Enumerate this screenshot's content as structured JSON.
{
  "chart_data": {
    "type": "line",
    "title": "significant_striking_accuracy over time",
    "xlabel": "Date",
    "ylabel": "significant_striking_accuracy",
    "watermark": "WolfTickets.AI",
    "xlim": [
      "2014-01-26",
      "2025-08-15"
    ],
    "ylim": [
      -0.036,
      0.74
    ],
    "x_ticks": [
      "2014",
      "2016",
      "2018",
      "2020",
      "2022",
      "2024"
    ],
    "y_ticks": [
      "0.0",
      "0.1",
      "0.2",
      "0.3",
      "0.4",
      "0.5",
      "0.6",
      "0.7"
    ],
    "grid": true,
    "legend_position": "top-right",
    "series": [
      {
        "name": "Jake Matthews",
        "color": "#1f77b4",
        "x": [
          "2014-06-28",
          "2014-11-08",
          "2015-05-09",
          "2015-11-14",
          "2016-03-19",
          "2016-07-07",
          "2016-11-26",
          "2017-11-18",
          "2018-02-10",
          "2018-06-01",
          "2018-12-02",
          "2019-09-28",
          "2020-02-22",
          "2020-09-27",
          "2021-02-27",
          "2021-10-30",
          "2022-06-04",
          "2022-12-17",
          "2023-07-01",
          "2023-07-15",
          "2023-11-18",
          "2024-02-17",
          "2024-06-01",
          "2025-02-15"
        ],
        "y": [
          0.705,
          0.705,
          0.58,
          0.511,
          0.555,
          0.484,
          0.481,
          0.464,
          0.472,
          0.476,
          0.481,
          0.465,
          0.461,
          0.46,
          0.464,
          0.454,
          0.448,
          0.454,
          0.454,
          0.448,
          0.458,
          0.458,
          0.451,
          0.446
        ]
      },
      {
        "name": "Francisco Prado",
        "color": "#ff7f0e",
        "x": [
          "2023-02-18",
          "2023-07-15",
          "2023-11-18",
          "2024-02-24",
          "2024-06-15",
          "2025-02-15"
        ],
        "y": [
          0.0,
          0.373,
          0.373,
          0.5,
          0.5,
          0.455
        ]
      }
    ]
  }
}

* * *

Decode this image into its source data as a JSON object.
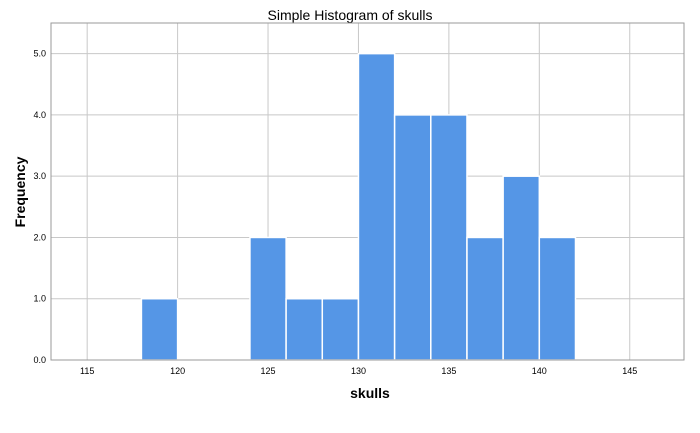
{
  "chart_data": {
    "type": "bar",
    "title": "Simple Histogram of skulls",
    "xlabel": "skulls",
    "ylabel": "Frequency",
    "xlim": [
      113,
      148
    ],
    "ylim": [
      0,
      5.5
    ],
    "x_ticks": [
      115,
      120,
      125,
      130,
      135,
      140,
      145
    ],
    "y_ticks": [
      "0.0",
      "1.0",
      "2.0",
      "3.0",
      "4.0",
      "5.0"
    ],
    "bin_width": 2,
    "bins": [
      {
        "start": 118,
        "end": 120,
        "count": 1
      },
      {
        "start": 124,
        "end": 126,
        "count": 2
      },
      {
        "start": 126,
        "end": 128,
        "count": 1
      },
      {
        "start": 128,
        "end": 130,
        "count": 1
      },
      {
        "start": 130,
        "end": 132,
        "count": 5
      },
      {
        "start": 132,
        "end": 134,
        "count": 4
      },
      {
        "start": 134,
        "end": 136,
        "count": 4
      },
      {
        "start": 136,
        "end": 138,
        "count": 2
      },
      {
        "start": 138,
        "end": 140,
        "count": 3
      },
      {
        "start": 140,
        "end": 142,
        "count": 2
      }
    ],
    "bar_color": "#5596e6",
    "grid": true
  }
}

## Given task
Take every line that includes the string "title" and copy it.

## Written response
    "title": "significant_striking_accuracy over time",
    "title": "Simple Histogram of skulls",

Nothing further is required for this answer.